▸ **AIM**
Report the count of lines below that include "fejezetben", without any other text.

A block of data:

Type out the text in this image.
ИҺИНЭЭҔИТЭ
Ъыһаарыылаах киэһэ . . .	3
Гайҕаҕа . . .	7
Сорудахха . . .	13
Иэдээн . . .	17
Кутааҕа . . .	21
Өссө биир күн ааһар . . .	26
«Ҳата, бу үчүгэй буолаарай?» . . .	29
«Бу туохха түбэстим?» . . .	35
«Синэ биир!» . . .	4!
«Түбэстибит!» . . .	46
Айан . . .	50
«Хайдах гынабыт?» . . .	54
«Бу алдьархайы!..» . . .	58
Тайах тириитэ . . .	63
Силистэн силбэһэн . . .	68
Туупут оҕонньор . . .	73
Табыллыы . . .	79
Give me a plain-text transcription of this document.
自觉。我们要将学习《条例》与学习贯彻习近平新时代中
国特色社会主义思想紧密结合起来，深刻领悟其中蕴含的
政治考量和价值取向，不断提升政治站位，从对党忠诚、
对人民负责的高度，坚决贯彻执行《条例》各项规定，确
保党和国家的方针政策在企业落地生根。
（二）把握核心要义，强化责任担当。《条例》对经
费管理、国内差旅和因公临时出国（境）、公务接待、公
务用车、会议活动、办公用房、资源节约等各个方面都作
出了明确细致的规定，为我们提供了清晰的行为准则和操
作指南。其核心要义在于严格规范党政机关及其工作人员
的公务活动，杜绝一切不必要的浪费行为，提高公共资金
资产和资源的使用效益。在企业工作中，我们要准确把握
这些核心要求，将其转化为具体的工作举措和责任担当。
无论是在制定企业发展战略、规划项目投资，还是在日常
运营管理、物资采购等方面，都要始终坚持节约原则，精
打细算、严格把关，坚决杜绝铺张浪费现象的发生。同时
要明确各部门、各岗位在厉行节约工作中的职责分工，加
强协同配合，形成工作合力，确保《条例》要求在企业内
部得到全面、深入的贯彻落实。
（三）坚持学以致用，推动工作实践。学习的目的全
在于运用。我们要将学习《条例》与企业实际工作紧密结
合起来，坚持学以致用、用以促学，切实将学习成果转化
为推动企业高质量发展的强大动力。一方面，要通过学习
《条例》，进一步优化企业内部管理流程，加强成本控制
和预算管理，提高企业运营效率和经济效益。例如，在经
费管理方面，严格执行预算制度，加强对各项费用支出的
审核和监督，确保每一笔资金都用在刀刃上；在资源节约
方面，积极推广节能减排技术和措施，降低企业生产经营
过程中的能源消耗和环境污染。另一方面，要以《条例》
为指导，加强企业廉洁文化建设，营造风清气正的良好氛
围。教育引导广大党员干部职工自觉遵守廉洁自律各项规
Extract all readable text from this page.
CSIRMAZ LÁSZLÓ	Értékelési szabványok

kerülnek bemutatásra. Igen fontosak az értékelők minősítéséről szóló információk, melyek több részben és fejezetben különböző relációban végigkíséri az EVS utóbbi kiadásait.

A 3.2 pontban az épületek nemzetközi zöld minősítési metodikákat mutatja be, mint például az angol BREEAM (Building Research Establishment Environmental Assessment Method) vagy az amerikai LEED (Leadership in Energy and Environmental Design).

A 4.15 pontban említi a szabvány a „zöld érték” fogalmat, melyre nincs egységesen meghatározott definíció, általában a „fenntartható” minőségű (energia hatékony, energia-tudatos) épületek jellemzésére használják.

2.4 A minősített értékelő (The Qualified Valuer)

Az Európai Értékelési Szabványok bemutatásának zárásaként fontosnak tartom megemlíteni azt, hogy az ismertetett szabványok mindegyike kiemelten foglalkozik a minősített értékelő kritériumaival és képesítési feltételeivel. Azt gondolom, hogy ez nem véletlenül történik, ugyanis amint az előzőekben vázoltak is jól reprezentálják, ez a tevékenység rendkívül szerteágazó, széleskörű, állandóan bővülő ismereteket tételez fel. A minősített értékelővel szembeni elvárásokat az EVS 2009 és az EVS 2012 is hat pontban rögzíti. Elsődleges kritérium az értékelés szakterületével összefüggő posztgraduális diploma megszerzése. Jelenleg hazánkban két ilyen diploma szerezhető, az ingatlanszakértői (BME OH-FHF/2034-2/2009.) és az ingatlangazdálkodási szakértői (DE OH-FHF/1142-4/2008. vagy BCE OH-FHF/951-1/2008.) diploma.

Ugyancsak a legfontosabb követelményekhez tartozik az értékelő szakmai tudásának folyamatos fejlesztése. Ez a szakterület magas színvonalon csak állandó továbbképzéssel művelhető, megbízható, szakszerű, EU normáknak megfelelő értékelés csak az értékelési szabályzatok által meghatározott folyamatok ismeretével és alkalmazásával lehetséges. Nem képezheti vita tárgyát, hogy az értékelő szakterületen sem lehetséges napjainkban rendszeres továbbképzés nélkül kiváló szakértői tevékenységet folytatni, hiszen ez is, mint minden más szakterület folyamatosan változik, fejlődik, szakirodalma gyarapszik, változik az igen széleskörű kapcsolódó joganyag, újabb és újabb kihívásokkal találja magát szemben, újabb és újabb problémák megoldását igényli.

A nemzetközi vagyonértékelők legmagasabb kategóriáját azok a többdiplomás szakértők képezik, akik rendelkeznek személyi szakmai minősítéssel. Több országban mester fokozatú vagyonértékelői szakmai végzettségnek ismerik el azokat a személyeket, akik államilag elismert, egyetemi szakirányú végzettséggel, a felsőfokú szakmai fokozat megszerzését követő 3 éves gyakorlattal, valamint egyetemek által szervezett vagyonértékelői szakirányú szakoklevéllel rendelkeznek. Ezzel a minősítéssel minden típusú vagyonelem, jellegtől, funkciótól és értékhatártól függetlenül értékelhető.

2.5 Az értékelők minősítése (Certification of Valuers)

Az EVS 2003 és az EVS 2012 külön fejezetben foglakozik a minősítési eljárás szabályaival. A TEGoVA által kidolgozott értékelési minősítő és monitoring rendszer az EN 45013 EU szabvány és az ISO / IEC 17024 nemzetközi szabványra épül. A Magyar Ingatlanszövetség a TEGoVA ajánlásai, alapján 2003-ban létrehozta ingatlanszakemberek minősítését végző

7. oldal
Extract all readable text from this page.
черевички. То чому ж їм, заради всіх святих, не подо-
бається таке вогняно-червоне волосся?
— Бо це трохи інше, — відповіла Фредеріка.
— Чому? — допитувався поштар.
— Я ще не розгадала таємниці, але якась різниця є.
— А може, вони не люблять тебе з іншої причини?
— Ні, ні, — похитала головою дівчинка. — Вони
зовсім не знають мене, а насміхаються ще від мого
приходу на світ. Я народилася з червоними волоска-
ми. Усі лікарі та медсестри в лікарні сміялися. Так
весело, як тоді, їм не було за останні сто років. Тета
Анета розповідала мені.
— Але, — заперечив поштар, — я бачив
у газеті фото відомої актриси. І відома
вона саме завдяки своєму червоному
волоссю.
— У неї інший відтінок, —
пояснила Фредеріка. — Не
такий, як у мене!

▸ **PROBLEM SOLUTION**
2